▸ Extracted data:
------------------------------

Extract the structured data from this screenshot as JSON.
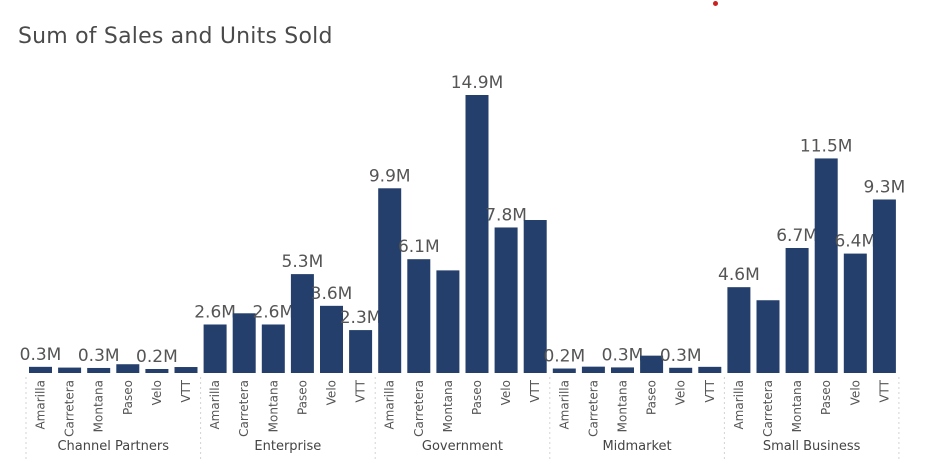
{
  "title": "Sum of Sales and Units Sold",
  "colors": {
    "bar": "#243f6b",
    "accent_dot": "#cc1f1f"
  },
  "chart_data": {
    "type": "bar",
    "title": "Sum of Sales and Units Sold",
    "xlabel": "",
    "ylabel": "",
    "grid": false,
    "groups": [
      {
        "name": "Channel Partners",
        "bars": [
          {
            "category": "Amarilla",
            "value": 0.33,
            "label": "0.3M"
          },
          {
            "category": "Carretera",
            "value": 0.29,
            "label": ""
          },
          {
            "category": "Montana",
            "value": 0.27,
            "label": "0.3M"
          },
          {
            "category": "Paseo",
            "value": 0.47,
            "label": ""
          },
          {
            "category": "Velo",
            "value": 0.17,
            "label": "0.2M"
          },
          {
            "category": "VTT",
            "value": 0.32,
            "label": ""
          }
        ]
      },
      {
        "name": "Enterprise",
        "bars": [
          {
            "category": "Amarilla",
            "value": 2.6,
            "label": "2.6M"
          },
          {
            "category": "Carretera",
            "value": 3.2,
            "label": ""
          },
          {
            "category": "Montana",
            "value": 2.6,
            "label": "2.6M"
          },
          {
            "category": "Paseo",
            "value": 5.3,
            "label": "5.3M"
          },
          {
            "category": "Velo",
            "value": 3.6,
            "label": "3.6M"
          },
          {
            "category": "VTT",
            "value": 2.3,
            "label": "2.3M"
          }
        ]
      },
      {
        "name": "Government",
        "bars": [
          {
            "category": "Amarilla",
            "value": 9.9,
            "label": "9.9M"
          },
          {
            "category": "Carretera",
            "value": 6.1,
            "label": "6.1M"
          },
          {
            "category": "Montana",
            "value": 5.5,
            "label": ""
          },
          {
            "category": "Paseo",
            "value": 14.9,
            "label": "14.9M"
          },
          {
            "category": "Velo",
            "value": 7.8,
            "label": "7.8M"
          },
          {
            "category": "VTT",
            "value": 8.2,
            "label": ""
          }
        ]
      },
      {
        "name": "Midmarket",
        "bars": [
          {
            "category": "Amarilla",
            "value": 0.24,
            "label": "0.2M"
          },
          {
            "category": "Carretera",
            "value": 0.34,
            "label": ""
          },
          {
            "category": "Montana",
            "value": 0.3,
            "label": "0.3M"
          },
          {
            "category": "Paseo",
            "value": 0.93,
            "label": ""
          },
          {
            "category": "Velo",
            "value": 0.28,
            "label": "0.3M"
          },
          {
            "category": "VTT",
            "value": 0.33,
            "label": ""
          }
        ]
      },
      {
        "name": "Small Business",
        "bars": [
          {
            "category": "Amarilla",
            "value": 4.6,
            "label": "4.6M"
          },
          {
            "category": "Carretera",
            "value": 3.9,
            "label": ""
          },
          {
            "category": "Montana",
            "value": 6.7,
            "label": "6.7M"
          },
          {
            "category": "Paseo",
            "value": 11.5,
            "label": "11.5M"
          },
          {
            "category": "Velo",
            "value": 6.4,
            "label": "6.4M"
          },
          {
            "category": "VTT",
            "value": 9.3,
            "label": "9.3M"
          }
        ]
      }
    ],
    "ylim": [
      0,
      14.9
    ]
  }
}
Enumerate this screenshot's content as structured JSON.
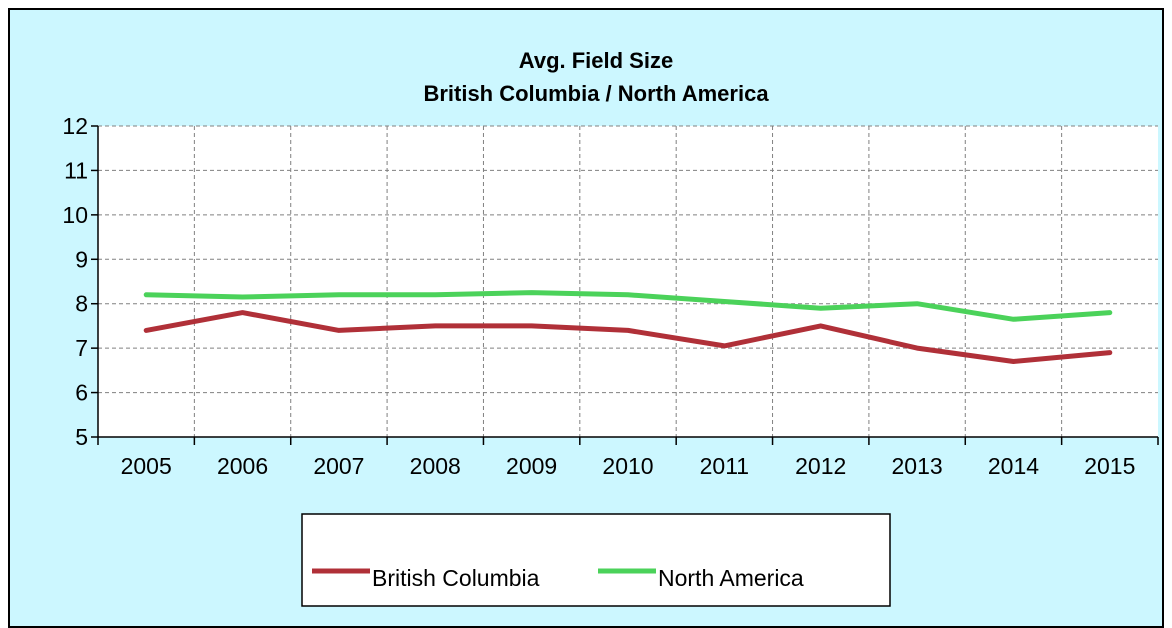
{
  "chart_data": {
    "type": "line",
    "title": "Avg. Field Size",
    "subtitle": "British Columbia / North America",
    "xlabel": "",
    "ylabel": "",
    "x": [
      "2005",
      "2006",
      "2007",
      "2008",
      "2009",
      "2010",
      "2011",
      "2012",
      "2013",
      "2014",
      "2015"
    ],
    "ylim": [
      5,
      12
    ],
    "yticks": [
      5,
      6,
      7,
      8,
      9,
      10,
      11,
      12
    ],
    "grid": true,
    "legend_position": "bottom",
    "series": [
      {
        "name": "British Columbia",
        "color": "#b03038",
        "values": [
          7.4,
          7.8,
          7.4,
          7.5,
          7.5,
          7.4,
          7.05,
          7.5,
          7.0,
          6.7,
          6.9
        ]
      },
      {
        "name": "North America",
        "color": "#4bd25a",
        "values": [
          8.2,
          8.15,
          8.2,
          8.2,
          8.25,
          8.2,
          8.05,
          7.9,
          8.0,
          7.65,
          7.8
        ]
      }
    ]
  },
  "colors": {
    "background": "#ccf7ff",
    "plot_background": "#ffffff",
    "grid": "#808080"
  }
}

------------------------------

▸ Requirement:
Restate word for word the lines above that start at the line containing "Enumerate this screenshot's" and run to the end of the listing; exclude the pictures.

▸ Result:
Enumerate this screenshot's content as structured JSON.
{
  "chart_data": {
    "type": "line",
    "title": "Avg. Field Size",
    "subtitle": "British Columbia / North America",
    "xlabel": "",
    "ylabel": "",
    "x": [
      "2005",
      "2006",
      "2007",
      "2008",
      "2009",
      "2010",
      "2011",
      "2012",
      "2013",
      "2014",
      "2015"
    ],
    "ylim": [
      5,
      12
    ],
    "yticks": [
      5,
      6,
      7,
      8,
      9,
      10,
      11,
      12
    ],
    "grid": true,
    "legend_position": "bottom",
    "series": [
      {
        "name": "British Columbia",
        "color": "#b03038",
        "values": [
          7.4,
          7.8,
          7.4,
          7.5,
          7.5,
          7.4,
          7.05,
          7.5,
          7.0,
          6.7,
          6.9
        ]
      },
      {
        "name": "North America",
        "color": "#4bd25a",
        "values": [
          8.2,
          8.15,
          8.2,
          8.2,
          8.25,
          8.2,
          8.05,
          7.9,
          8.0,
          7.65,
          7.8
        ]
      }
    ]
  },
  "colors": {
    "background": "#ccf7ff",
    "plot_background": "#ffffff",
    "grid": "#808080"
  }
}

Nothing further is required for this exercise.